### ASSIGNMENT
Copy every line below that has the word "Table" in it.

### RECORD EXCERPTS
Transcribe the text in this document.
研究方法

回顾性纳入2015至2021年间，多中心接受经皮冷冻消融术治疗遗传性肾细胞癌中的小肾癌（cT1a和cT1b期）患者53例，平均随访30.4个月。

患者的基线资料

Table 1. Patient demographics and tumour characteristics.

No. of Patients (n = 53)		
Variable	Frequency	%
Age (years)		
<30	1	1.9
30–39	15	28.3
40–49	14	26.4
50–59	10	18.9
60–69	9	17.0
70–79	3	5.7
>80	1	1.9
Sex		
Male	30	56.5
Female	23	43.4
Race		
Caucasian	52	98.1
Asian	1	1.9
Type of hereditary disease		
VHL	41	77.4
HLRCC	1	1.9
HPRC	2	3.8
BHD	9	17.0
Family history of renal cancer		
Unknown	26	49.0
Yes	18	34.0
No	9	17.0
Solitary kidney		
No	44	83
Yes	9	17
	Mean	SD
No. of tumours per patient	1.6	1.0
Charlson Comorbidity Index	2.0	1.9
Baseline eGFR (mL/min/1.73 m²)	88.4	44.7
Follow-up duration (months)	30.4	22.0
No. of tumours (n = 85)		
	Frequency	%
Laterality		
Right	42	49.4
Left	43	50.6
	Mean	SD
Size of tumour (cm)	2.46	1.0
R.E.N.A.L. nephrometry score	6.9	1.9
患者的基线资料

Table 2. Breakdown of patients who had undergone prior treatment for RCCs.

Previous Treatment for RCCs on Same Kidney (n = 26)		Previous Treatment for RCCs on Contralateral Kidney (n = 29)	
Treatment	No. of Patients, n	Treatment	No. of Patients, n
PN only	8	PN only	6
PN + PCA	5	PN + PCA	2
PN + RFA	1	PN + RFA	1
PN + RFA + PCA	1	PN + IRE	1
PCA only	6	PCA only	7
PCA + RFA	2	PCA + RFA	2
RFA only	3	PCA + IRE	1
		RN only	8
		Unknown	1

### ANSWER
Table 1. Patient demographics and tumour characteristics.
Table 2. Breakdown of patients who had undergone prior treatment for RCCs.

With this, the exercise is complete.